Count the lines below that contain the word "title", and give only that number.

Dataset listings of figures
------------------------
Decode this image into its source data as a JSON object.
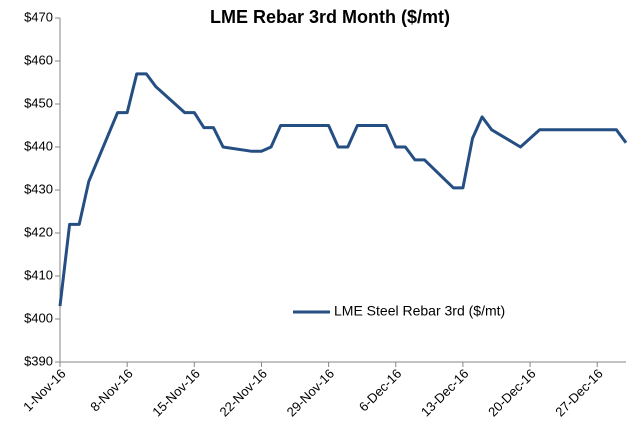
{
  "chart_data": {
    "type": "line",
    "title": "LME Rebar 3rd Month ($/mt)",
    "x": [
      "2016-11-01",
      "2016-11-02",
      "2016-11-03",
      "2016-11-04",
      "2016-11-07",
      "2016-11-08",
      "2016-11-09",
      "2016-11-10",
      "2016-11-11",
      "2016-11-14",
      "2016-11-15",
      "2016-11-16",
      "2016-11-17",
      "2016-11-18",
      "2016-11-21",
      "2016-11-22",
      "2016-11-23",
      "2016-11-24",
      "2016-11-25",
      "2016-11-28",
      "2016-11-29",
      "2016-11-30",
      "2016-12-01",
      "2016-12-02",
      "2016-12-05",
      "2016-12-06",
      "2016-12-07",
      "2016-12-08",
      "2016-12-09",
      "2016-12-12",
      "2016-12-13",
      "2016-12-14",
      "2016-12-15",
      "2016-12-16",
      "2016-12-19",
      "2016-12-20",
      "2016-12-21",
      "2016-12-22",
      "2016-12-23",
      "2016-12-26",
      "2016-12-27",
      "2016-12-28",
      "2016-12-29",
      "2016-12-30"
    ],
    "series": [
      {
        "name": "LME Steel Rebar 3rd ($/mt)",
        "color": "#254e83",
        "values": [
          403,
          422,
          422,
          432,
          448,
          448,
          457,
          457,
          454,
          448,
          448,
          444.5,
          444.5,
          440,
          439,
          439,
          440,
          445,
          445,
          445,
          445,
          440,
          440,
          445,
          445,
          440,
          440,
          437,
          437,
          430.5,
          430.5,
          442,
          447,
          444,
          440,
          442,
          444,
          444,
          444,
          444,
          444,
          444,
          444,
          441
        ]
      }
    ],
    "xlim": [
      "2016-11-01",
      "2016-12-30"
    ],
    "xticks": [
      {
        "value": "2016-11-01",
        "label": "1-Nov-16"
      },
      {
        "value": "2016-11-08",
        "label": "8-Nov-16"
      },
      {
        "value": "2016-11-15",
        "label": "15-Nov-16"
      },
      {
        "value": "2016-11-22",
        "label": "22-Nov-16"
      },
      {
        "value": "2016-11-29",
        "label": "29-Nov-16"
      },
      {
        "value": "2016-12-06",
        "label": "6-Dec-16"
      },
      {
        "value": "2016-12-13",
        "label": "13-Dec-16"
      },
      {
        "value": "2016-12-20",
        "label": "20-Dec-16"
      },
      {
        "value": "2016-12-27",
        "label": "27-Dec-16"
      }
    ],
    "ylim": [
      390,
      470
    ],
    "yticks": [
      {
        "value": 390,
        "label": "$390"
      },
      {
        "value": 400,
        "label": "$400"
      },
      {
        "value": 410,
        "label": "$410"
      },
      {
        "value": 420,
        "label": "$420"
      },
      {
        "value": 430,
        "label": "$430"
      },
      {
        "value": 440,
        "label": "$440"
      },
      {
        "value": 450,
        "label": "$450"
      },
      {
        "value": 460,
        "label": "$460"
      },
      {
        "value": 470,
        "label": "$470"
      }
    ],
    "legend": "center-right"
  }
}
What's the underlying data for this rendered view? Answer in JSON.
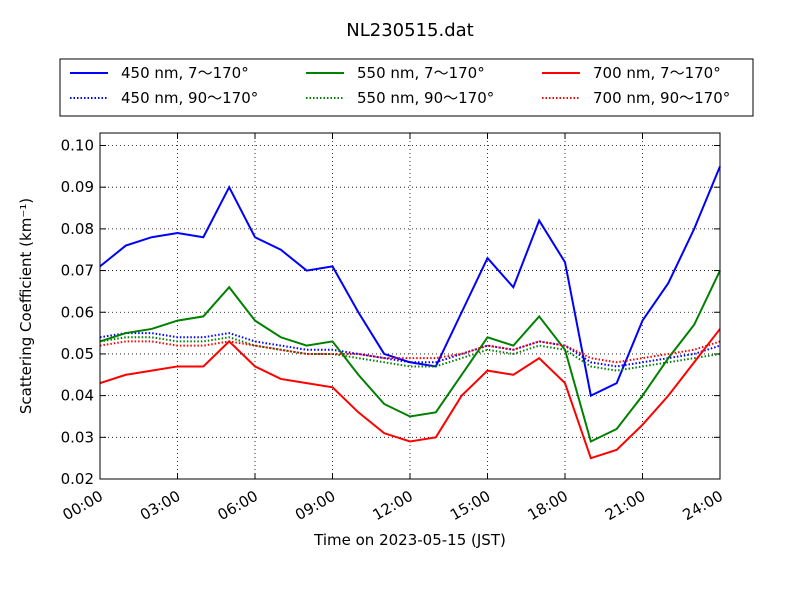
{
  "chart_data": {
    "type": "line",
    "title": "NL230515.dat",
    "xlabel": "Time on 2023-05-15 (JST)",
    "ylabel": "Scattering Coefficient (km⁻¹)",
    "x": [
      "00:00",
      "01:00",
      "02:00",
      "03:00",
      "04:00",
      "05:00",
      "06:00",
      "07:00",
      "08:00",
      "09:00",
      "10:00",
      "11:00",
      "12:00",
      "13:00",
      "14:00",
      "15:00",
      "16:00",
      "17:00",
      "18:00",
      "19:00",
      "20:00",
      "21:00",
      "22:00",
      "23:00",
      "24:00"
    ],
    "xlim": [
      "00:00",
      "24:00"
    ],
    "xticks": [
      "00:00",
      "03:00",
      "06:00",
      "09:00",
      "12:00",
      "15:00",
      "18:00",
      "21:00",
      "24:00"
    ],
    "ylim": [
      0.02,
      0.103
    ],
    "yticks": [
      0.02,
      0.03,
      0.04,
      0.05,
      0.06,
      0.07,
      0.08,
      0.09,
      {
        "value": 0.1,
        "label": "0.10"
      }
    ],
    "grid": true,
    "series": [
      {
        "name": "450 nm, 7～170°",
        "color": "#0000ff",
        "linestyle": "solid",
        "values": [
          0.071,
          0.076,
          0.078,
          0.079,
          0.078,
          0.09,
          0.078,
          0.075,
          0.07,
          0.071,
          0.06,
          0.05,
          0.048,
          0.047,
          0.06,
          0.073,
          0.066,
          0.082,
          0.072,
          0.04,
          0.043,
          0.058,
          0.067,
          0.08,
          0.095
        ]
      },
      {
        "name": "450 nm, 90～170°",
        "color": "#0000ff",
        "linestyle": "dotted",
        "values": [
          0.054,
          0.055,
          0.055,
          0.054,
          0.054,
          0.055,
          0.053,
          0.052,
          0.051,
          0.051,
          0.05,
          0.049,
          0.048,
          0.048,
          0.05,
          0.052,
          0.051,
          0.053,
          0.052,
          0.048,
          0.047,
          0.048,
          0.049,
          0.05,
          0.052
        ]
      },
      {
        "name": "550 nm, 7～170°",
        "color": "#008000",
        "linestyle": "solid",
        "values": [
          0.053,
          0.055,
          0.056,
          0.058,
          0.059,
          0.066,
          0.058,
          0.054,
          0.052,
          0.053,
          0.045,
          0.038,
          0.035,
          0.036,
          0.045,
          0.054,
          0.052,
          0.059,
          0.051,
          0.029,
          0.032,
          0.04,
          0.049,
          0.057,
          0.07
        ]
      },
      {
        "name": "550 nm, 90～170°",
        "color": "#008000",
        "linestyle": "dotted",
        "values": [
          0.053,
          0.054,
          0.054,
          0.053,
          0.053,
          0.054,
          0.052,
          0.051,
          0.05,
          0.05,
          0.049,
          0.048,
          0.047,
          0.047,
          0.049,
          0.051,
          0.05,
          0.052,
          0.051,
          0.047,
          0.046,
          0.047,
          0.048,
          0.049,
          0.05
        ]
      },
      {
        "name": "700 nm, 7～170°",
        "color": "#ff0000",
        "linestyle": "solid",
        "values": [
          0.043,
          0.045,
          0.046,
          0.047,
          0.047,
          0.053,
          0.047,
          0.044,
          0.043,
          0.042,
          0.036,
          0.031,
          0.029,
          0.03,
          0.04,
          0.046,
          0.045,
          0.049,
          0.043,
          0.025,
          0.027,
          0.033,
          0.04,
          0.048,
          0.056
        ]
      },
      {
        "name": "700 nm, 90～170°",
        "color": "#ff0000",
        "linestyle": "dotted",
        "values": [
          0.052,
          0.053,
          0.053,
          0.052,
          0.052,
          0.053,
          0.052,
          0.051,
          0.05,
          0.05,
          0.05,
          0.049,
          0.049,
          0.049,
          0.05,
          0.052,
          0.051,
          0.053,
          0.052,
          0.049,
          0.048,
          0.049,
          0.05,
          0.051,
          0.053
        ]
      }
    ]
  }
}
------------------------
Completed exercise
2